[START OF TASK INPUTS]
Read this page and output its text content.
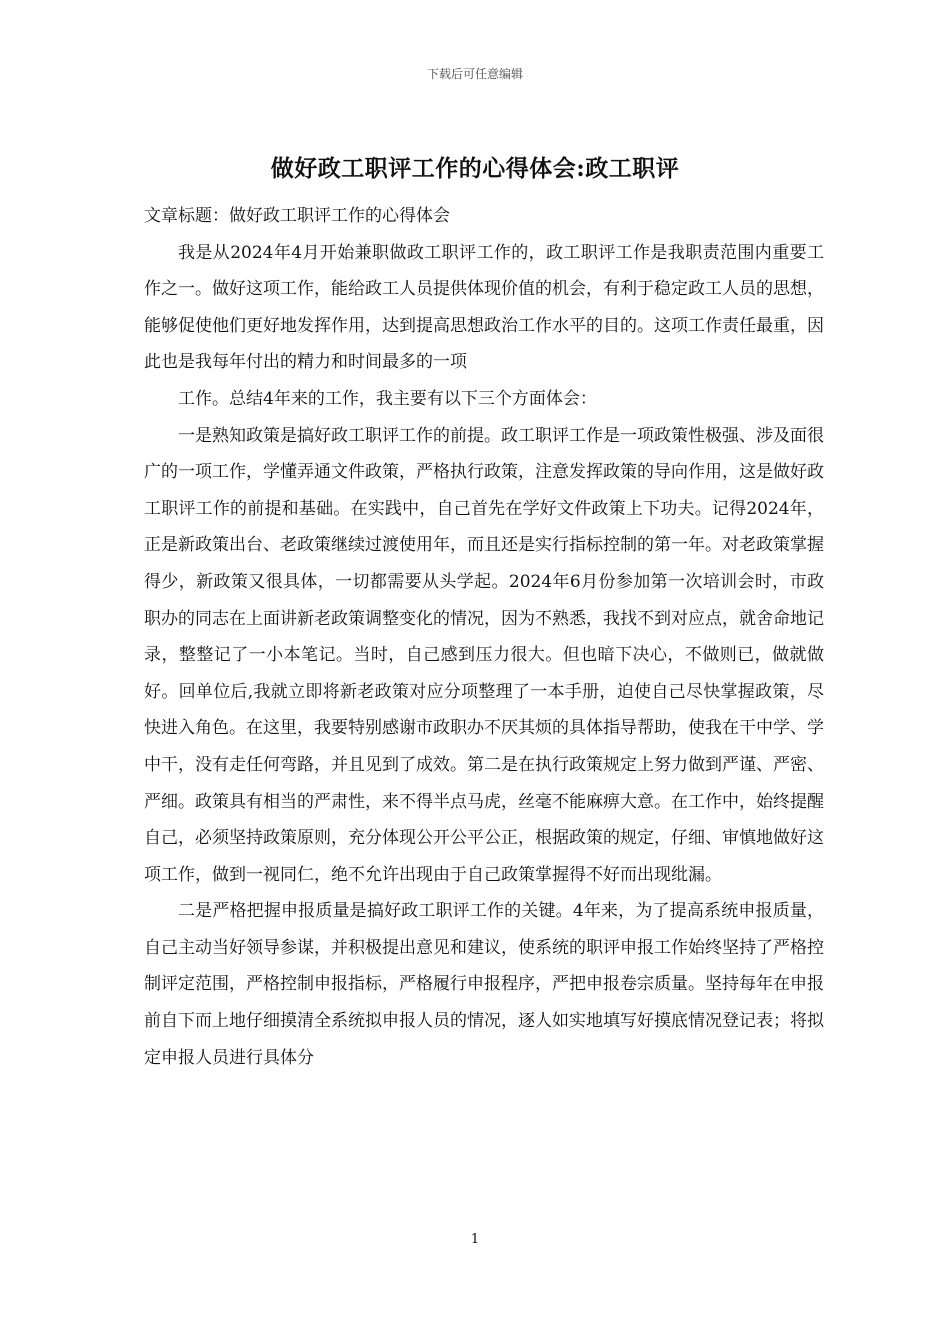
下载后可任意编辑
做好政工职评工作的心得体会:政工职评

文章标题：做好政工职评工作的心得体会

我是从2024年4月开始兼职做政工职评工作的，政工职评工作是我职责范围内重要工作之一。做好这项工作，能给政工人员提供体现价值的机会，有利于稳定政工人员的思想，能够促使他们更好地发挥作用，达到提高思想政治工作水平的目的。这项工作责任最重，因此也是我每年付出的精力和时间最多的一项

工作。总结4年来的工作，我主要有以下三个方面体会：

一是熟知政策是搞好政工职评工作的前提。政工职评工作是一项政策性极强、涉及面很广的一项工作，学懂弄通文件政策，严格执行政策，注意发挥政策的导向作用，这是做好政工职评工作的前提和基础。在实践中，自己首先在学好文件政策上下功夫。记得2024年，正是新政策出台、老政策继续过渡使用年，而且还是实行指标控制的第一年。对老政策掌握得少，新政策又很具体，一切都需要从头学起。2024年6月份参加第一次培训会时，市政职办的同志在上面讲新老政策调整变化的情况，因为不熟悉，我找不到对应点，就舍命地记录，整整记了一小本笔记。当时，自己感到压力很大。但也暗下决心，不做则已，做就做好。回单位后,我就立即将新老政策对应分项整理了一本手册，迫使自己尽快掌握政策，尽快进入角色。在这里，我要特别感谢市政职办不厌其烦的具体指导帮助，使我在干中学、学中干，没有走任何弯路，并且见到了成效。第二是在执行政策规定上努力做到严谨、严密、严细。政策具有相当的严肃性，来不得半点马虎，丝毫不能麻痹大意。在工作中，始终提醒自己，必须坚持政策原则，充分体现公开公平公正，根据政策的规定，仔细、审慎地做好这项工作，做到一视同仁，绝不允许出现由于自己政策掌握得不好而出现纰漏。

二是严格把握申报质量是搞好政工职评工作的关键。4年来，为了提高系统申报质量，自己主动当好领导参谋，并积极提出意见和建议，使系统的职评申报工作始终坚持了严格控制评定范围，严格控制申报指标，严格履行申报程序，严把申报卷宗质量。坚持每年在申报前自下而上地仔细摸清全系统拟申报人员的情况，逐人如实地填写好摸底情况登记表；将拟定申报人员进行具体分

1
[END OF TASK INPUTS]
- **JOB**: Copy every line above word for word and exclude the pictures.

- **CORRECT RESULT**:
Read this page and output its text content.
下载后可任意编辑
做好政工职评工作的心得体会:政工职评

文章标题：做好政工职评工作的心得体会

我是从2024年4月开始兼职做政工职评工作的，政工职评工作是我职责范围内重要工作之一。做好这项工作，能给政工人员提供体现价值的机会，有利于稳定政工人员的思想，能够促使他们更好地发挥作用，达到提高思想政治工作水平的目的。这项工作责任最重，因此也是我每年付出的精力和时间最多的一项

工作。总结4年来的工作，我主要有以下三个方面体会：

一是熟知政策是搞好政工职评工作的前提。政工职评工作是一项政策性极强、涉及面很广的一项工作，学懂弄通文件政策，严格执行政策，注意发挥政策的导向作用，这是做好政工职评工作的前提和基础。在实践中，自己首先在学好文件政策上下功夫。记得2024年，正是新政策出台、老政策继续过渡使用年，而且还是实行指标控制的第一年。对老政策掌握得少，新政策又很具体，一切都需要从头学起。2024年6月份参加第一次培训会时，市政职办的同志在上面讲新老政策调整变化的情况，因为不熟悉，我找不到对应点，就舍命地记录，整整记了一小本笔记。当时，自己感到压力很大。但也暗下决心，不做则已，做就做好。回单位后,我就立即将新老政策对应分项整理了一本手册，迫使自己尽快掌握政策，尽快进入角色。在这里，我要特别感谢市政职办不厌其烦的具体指导帮助，使我在干中学、学中干，没有走任何弯路，并且见到了成效。第二是在执行政策规定上努力做到严谨、严密、严细。政策具有相当的严肃性，来不得半点马虎，丝毫不能麻痹大意。在工作中，始终提醒自己，必须坚持政策原则，充分体现公开公平公正，根据政策的规定，仔细、审慎地做好这项工作，做到一视同仁，绝不允许出现由于自己政策掌握得不好而出现纰漏。

二是严格把握申报质量是搞好政工职评工作的关键。4年来，为了提高系统申报质量，自己主动当好领导参谋，并积极提出意见和建议，使系统的职评申报工作始终坚持了严格控制评定范围，严格控制申报指标，严格履行申报程序，严把申报卷宗质量。坚持每年在申报前自下而上地仔细摸清全系统拟申报人员的情况，逐人如实地填写好摸底情况登记表；将拟定申报人员进行具体分

1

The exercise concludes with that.